[Records contained in a dataset]
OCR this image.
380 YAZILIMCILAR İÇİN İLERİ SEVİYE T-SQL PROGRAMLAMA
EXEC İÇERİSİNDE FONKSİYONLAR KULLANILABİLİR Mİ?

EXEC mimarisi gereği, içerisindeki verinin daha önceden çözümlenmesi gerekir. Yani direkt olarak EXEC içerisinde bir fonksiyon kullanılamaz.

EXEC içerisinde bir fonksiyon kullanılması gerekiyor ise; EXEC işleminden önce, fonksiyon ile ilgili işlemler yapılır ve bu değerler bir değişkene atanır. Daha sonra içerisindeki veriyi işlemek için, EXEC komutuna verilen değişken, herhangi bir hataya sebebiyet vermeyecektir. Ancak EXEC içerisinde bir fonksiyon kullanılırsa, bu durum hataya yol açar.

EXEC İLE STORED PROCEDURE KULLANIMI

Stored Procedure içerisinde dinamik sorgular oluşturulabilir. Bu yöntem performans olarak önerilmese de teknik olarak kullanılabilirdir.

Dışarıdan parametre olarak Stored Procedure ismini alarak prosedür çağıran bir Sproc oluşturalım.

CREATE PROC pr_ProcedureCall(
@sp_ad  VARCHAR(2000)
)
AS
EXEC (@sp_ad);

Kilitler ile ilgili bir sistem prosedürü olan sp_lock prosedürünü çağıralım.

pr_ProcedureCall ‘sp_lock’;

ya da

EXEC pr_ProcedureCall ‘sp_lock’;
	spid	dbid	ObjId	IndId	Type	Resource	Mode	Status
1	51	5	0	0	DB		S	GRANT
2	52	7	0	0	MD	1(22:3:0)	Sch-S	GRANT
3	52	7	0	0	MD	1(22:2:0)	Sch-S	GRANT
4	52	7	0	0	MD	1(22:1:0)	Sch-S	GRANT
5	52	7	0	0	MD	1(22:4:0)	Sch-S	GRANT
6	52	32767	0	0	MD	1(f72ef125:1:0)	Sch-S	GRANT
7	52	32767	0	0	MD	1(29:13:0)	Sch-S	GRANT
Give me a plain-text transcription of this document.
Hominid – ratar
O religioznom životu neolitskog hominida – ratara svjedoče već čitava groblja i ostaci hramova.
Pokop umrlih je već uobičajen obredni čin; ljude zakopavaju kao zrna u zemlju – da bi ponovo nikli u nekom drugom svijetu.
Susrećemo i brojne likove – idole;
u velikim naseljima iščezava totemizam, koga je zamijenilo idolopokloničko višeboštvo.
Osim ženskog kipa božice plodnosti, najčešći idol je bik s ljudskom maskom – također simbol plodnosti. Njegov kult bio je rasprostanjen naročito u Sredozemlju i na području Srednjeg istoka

— Requirements —
Repeat all the records. Match each line exactly.

— Worked answer —
OCR this image.
380 YAZILIMCILAR İÇİN İLERİ SEVİYE T-SQL PROGRAMLAMA
EXEC İÇERİSİNDE FONKSİYONLAR KULLANILABİLİR Mİ?

EXEC mimarisi gereği, içerisindeki verinin daha önceden çözümlenmesi gerekir. Yani direkt olarak EXEC içerisinde bir fonksiyon kullanılamaz.

EXEC içerisinde bir fonksiyon kullanılması gerekiyor ise; EXEC işleminden önce, fonksiyon ile ilgili işlemler yapılır ve bu değerler bir değişkene atanır. Daha sonra içerisindeki veriyi işlemek için, EXEC komutuna verilen değişken, herhangi bir hataya sebebiyet vermeyecektir. Ancak EXEC içerisinde bir fonksiyon kullanılırsa, bu durum hataya yol açar.

EXEC İLE STORED PROCEDURE KULLANIMI

Stored Procedure içerisinde dinamik sorgular oluşturulabilir. Bu yöntem performans olarak önerilmese de teknik olarak kullanılabilirdir.

Dışarıdan parametre olarak Stored Procedure ismini alarak prosedür çağıran bir Sproc oluşturalım.

CREATE PROC pr_ProcedureCall(
@sp_ad  VARCHAR(2000)
)
AS
EXEC (@sp_ad);

Kilitler ile ilgili bir sistem prosedürü olan sp_lock prosedürünü çağıralım.

pr_ProcedureCall ‘sp_lock’;

ya da

EXEC pr_ProcedureCall ‘sp_lock’;
	spid	dbid	ObjId	IndId	Type	Resource	Mode	Status
1	51	5	0	0	DB		S	GRANT
2	52	7	0	0	MD	1(22:3:0)	Sch-S	GRANT
3	52	7	0	0	MD	1(22:2:0)	Sch-S	GRANT
4	52	7	0	0	MD	1(22:1:0)	Sch-S	GRANT
5	52	7	0	0	MD	1(22:4:0)	Sch-S	GRANT
6	52	32767	0	0	MD	1(f72ef125:1:0)	Sch-S	GRANT
7	52	32767	0	0	MD	1(29:13:0)	Sch-S	GRANT
Give me a plain-text transcription of this document.
Hominid – ratar
O religioznom životu neolitskog hominida – ratara svjedoče već čitava groblja i ostaci hramova.
Pokop umrlih je već uobičajen obredni čin; ljude zakopavaju kao zrna u zemlju – da bi ponovo nikli u nekom drugom svijetu.
Susrećemo i brojne likove – idole;
u velikim naseljima iščezava totemizam, koga je zamijenilo idolopokloničko višeboštvo.
Osim ženskog kipa božice plodnosti, najčešći idol je bik s ljudskom maskom – također simbol plodnosti. Njegov kult bio je rasprostanjen naročito u Sredozemlju i na području Srednjeg istoka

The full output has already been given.